--- DATA FOR PROCESSING ---
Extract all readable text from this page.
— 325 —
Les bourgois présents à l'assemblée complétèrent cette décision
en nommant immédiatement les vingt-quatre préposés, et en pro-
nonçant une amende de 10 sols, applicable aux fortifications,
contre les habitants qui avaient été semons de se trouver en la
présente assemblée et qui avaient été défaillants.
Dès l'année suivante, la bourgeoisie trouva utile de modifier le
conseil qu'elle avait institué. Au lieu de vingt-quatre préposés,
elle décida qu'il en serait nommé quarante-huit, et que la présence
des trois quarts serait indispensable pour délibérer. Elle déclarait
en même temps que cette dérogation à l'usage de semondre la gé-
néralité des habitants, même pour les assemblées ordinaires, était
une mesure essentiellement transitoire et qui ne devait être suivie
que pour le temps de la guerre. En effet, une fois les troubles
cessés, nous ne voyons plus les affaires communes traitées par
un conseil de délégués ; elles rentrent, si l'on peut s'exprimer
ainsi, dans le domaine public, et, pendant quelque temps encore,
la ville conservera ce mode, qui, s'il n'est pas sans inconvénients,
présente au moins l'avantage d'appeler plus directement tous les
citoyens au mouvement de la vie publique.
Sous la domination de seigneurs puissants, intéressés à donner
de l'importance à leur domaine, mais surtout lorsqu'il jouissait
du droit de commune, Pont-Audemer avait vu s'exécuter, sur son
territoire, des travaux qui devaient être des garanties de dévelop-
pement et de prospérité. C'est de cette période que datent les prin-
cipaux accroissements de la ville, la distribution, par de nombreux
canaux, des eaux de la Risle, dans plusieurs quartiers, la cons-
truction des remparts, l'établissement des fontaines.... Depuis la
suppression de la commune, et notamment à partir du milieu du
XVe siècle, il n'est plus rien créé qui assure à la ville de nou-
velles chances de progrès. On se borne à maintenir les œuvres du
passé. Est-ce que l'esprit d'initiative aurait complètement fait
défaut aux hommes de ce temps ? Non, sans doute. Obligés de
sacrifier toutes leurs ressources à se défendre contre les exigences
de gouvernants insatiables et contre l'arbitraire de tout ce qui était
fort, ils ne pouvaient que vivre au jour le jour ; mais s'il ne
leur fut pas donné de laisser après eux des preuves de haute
---
Copy out each line exactly.

■ EXERCISE OUTPUT
Extract all readable text from this page.
— 325 —
Les bourgois présents à l'assemblée complétèrent cette décision
en nommant immédiatement les vingt-quatre préposés, et en pro-
nonçant une amende de 10 sols, applicable aux fortifications,
contre les habitants qui avaient été semons de se trouver en la
présente assemblée et qui avaient été défaillants.
Dès l'année suivante, la bourgeoisie trouva utile de modifier le
conseil qu'elle avait institué. Au lieu de vingt-quatre préposés,
elle décida qu'il en serait nommé quarante-huit, et que la présence
des trois quarts serait indispensable pour délibérer. Elle déclarait
en même temps que cette dérogation à l'usage de semondre la gé-
néralité des habitants, même pour les assemblées ordinaires, était
une mesure essentiellement transitoire et qui ne devait être suivie
que pour le temps de la guerre. En effet, une fois les troubles
cessés, nous ne voyons plus les affaires communes traitées par
un conseil de délégués ; elles rentrent, si l'on peut s'exprimer
ainsi, dans le domaine public, et, pendant quelque temps encore,
la ville conservera ce mode, qui, s'il n'est pas sans inconvénients,
présente au moins l'avantage d'appeler plus directement tous les
citoyens au mouvement de la vie publique.
Sous la domination de seigneurs puissants, intéressés à donner
de l'importance à leur domaine, mais surtout lorsqu'il jouissait
du droit de commune, Pont-Audemer avait vu s'exécuter, sur son
territoire, des travaux qui devaient être des garanties de dévelop-
pement et de prospérité. C'est de cette période que datent les prin-
cipaux accroissements de la ville, la distribution, par de nombreux
canaux, des eaux de la Risle, dans plusieurs quartiers, la cons-
truction des remparts, l'établissement des fontaines.... Depuis la
suppression de la commune, et notamment à partir du milieu du
XVe siècle, il n'est plus rien créé qui assure à la ville de nou-
velles chances de progrès. On se borne à maintenir les œuvres du
passé. Est-ce que l'esprit d'initiative aurait complètement fait
défaut aux hommes de ce temps ? Non, sans doute. Obligés de
sacrifier toutes leurs ressources à se défendre contre les exigences
de gouvernants insatiables et contre l'arbitraire de tout ce qui était
fort, ils ne pouvaient que vivre au jour le jour ; mais s'il ne
leur fut pas donné de laisser après eux des preuves de haute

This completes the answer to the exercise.